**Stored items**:
>>

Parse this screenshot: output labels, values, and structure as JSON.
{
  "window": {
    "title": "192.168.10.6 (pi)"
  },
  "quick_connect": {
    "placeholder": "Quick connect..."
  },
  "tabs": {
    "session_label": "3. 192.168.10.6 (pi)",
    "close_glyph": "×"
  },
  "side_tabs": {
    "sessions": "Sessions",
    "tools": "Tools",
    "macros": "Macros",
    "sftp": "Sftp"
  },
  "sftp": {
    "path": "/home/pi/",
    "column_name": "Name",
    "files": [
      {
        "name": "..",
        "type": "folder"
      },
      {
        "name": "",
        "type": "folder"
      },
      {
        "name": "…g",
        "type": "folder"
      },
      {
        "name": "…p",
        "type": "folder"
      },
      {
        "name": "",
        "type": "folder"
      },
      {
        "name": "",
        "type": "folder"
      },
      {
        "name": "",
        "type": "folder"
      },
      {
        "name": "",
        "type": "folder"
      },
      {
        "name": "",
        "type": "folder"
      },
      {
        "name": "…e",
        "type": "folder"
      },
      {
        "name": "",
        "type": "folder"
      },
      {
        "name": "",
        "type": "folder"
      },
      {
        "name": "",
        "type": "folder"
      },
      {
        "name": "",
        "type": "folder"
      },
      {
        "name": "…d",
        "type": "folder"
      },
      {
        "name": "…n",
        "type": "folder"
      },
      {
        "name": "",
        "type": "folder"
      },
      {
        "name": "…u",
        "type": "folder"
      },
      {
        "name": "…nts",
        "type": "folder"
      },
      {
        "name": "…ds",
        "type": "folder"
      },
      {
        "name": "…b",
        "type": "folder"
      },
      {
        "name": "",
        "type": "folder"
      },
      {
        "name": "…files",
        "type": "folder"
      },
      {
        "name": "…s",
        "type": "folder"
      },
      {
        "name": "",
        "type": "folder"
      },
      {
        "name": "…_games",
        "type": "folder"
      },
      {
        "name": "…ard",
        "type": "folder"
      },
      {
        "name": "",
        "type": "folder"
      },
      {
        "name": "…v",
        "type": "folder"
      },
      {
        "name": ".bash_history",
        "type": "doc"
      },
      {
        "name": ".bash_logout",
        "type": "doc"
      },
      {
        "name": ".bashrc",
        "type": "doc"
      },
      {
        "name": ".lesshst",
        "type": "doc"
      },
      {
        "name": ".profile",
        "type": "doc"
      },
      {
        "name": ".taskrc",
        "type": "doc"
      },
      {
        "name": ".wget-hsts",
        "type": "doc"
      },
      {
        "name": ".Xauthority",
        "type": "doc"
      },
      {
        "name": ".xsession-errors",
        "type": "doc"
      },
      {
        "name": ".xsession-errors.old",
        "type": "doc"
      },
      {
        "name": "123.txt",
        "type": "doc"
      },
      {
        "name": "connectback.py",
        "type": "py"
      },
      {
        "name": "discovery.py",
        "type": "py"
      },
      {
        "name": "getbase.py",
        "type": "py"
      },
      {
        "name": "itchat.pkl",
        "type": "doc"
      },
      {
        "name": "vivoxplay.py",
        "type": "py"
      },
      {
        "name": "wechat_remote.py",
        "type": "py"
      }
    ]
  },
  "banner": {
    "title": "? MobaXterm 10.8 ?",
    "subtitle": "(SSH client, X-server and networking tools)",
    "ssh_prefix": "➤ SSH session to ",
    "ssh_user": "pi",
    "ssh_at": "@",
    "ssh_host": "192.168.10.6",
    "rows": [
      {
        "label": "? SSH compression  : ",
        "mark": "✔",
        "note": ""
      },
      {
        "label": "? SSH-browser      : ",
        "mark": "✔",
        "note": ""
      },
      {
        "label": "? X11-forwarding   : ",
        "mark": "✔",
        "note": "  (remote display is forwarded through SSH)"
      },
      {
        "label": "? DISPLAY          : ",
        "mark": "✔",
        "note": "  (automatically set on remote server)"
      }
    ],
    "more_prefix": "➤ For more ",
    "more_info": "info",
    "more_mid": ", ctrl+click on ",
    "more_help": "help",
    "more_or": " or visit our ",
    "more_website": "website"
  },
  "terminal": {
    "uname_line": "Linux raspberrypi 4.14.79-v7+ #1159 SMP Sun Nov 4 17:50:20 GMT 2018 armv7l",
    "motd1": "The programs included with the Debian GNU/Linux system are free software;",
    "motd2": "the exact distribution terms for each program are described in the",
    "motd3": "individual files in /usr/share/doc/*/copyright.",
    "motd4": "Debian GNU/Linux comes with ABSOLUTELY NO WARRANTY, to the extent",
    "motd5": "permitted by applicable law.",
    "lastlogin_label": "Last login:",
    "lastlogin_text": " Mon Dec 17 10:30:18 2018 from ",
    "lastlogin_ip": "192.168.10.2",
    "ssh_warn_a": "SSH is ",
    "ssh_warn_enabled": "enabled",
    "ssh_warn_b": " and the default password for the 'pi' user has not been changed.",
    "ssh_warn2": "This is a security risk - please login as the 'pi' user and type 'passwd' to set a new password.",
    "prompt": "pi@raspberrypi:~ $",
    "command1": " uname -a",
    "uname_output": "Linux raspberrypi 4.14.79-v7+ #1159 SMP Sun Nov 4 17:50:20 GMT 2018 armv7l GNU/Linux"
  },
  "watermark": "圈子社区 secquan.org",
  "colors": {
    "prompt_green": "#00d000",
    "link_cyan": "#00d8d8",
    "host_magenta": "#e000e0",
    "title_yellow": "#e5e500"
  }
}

<<

**What the task requires**:
Print every entry exactly as it appears.

**Solution to this exercise**:
Parse this screenshot: output labels, values, and structure as JSON.
{
  "window": {
    "title": "192.168.10.6 (pi)"
  },
  "quick_connect": {
    "placeholder": "Quick connect..."
  },
  "tabs": {
    "session_label": "3. 192.168.10.6 (pi)",
    "close_glyph": "×"
  },
  "side_tabs": {
    "sessions": "Sessions",
    "tools": "Tools",
    "macros": "Macros",
    "sftp": "Sftp"
  },
  "sftp": {
    "path": "/home/pi/",
    "column_name": "Name",
    "files": [
      {
        "name": "..",
        "type": "folder"
      },
      {
        "name": "",
        "type": "folder"
      },
      {
        "name": "…g",
        "type": "folder"
      },
      {
        "name": "…p",
        "type": "folder"
      },
      {
        "name": "",
        "type": "folder"
      },
      {
        "name": "",
        "type": "folder"
      },
      {
        "name": "",
        "type": "folder"
      },
      {
        "name": "",
        "type": "folder"
      },
      {
        "name": "",
        "type": "folder"
      },
      {
        "name": "…e",
        "type": "folder"
      },
      {
        "name": "",
        "type": "folder"
      },
      {
        "name": "",
        "type": "folder"
      },
      {
        "name": "",
        "type": "folder"
      },
      {
        "name": "",
        "type": "folder"
      },
      {
        "name": "…d",
        "type": "folder"
      },
      {
        "name": "…n",
        "type": "folder"
      },
      {
        "name": "",
        "type": "folder"
      },
      {
        "name": "…u",
        "type": "folder"
      },
      {
        "name": "…nts",
        "type": "folder"
      },
      {
        "name": "…ds",
        "type": "folder"
      },
      {
        "name": "…b",
        "type": "folder"
      },
      {
        "name": "",
        "type": "folder"
      },
      {
        "name": "…files",
        "type": "folder"
      },
      {
        "name": "…s",
        "type": "folder"
      },
      {
        "name": "",
        "type": "folder"
      },
      {
        "name": "…_games",
        "type": "folder"
      },
      {
        "name": "…ard",
        "type": "folder"
      },
      {
        "name": "",
        "type": "folder"
      },
      {
        "name": "…v",
        "type": "folder"
      },
      {
        "name": ".bash_history",
        "type": "doc"
      },
      {
        "name": ".bash_logout",
        "type": "doc"
      },
      {
        "name": ".bashrc",
        "type": "doc"
      },
      {
        "name": ".lesshst",
        "type": "doc"
      },
      {
        "name": ".profile",
        "type": "doc"
      },
      {
        "name": ".taskrc",
        "type": "doc"
      },
      {
        "name": ".wget-hsts",
        "type": "doc"
      },
      {
        "name": ".Xauthority",
        "type": "doc"
      },
      {
        "name": ".xsession-errors",
        "type": "doc"
      },
      {
        "name": ".xsession-errors.old",
        "type": "doc"
      },
      {
        "name": "123.txt",
        "type": "doc"
      },
      {
        "name": "connectback.py",
        "type": "py"
      },
      {
        "name": "discovery.py",
        "type": "py"
      },
      {
        "name": "getbase.py",
        "type": "py"
      },
      {
        "name": "itchat.pkl",
        "type": "doc"
      },
      {
        "name": "vivoxplay.py",
        "type": "py"
      },
      {
        "name": "wechat_remote.py",
        "type": "py"
      }
    ]
  },
  "banner": {
    "title": "? MobaXterm 10.8 ?",
    "subtitle": "(SSH client, X-server and networking tools)",
    "ssh_prefix": "➤ SSH session to ",
    "ssh_user": "pi",
    "ssh_at": "@",
    "ssh_host": "192.168.10.6",
    "rows": [
      {
        "label": "? SSH compression  : ",
        "mark": "✔",
        "note": ""
      },
      {
        "label": "? SSH-browser      : ",
        "mark": "✔",
        "note": ""
      },
      {
        "label": "? X11-forwarding   : ",
        "mark": "✔",
        "note": "  (remote display is forwarded through SSH)"
      },
      {
        "label": "? DISPLAY          : ",
        "mark": "✔",
        "note": "  (automatically set on remote server)"
      }
    ],
    "more_prefix": "➤ For more ",
    "more_info": "info",
    "more_mid": ", ctrl+click on ",
    "more_help": "help",
    "more_or": " or visit our ",
    "more_website": "website"
  },
  "terminal": {
    "uname_line": "Linux raspberrypi 4.14.79-v7+ #1159 SMP Sun Nov 4 17:50:20 GMT 2018 armv7l",
    "motd1": "The programs included with the Debian GNU/Linux system are free software;",
    "motd2": "the exact distribution terms for each program are described in the",
    "motd3": "individual files in /usr/share/doc/*/copyright.",
    "motd4": "Debian GNU/Linux comes with ABSOLUTELY NO WARRANTY, to the extent",
    "motd5": "permitted by applicable law.",
    "lastlogin_label": "Last login:",
    "lastlogin_text": " Mon Dec 17 10:30:18 2018 from ",
    "lastlogin_ip": "192.168.10.2",
    "ssh_warn_a": "SSH is ",
    "ssh_warn_enabled": "enabled",
    "ssh_warn_b": " and the default password for the 'pi' user has not been changed.",
    "ssh_warn2": "This is a security risk - please login as the 'pi' user and type 'passwd' to set a new password.",
    "prompt": "pi@raspberrypi:~ $",
    "command1": " uname -a",
    "uname_output": "Linux raspberrypi 4.14.79-v7+ #1159 SMP Sun Nov 4 17:50:20 GMT 2018 armv7l GNU/Linux"
  },
  "watermark": "圈子社区 secquan.org",
  "colors": {
    "prompt_green": "#00d000",
    "link_cyan": "#00d8d8",
    "host_magenta": "#e000e0",
    "title_yellow": "#e5e500"
  }
}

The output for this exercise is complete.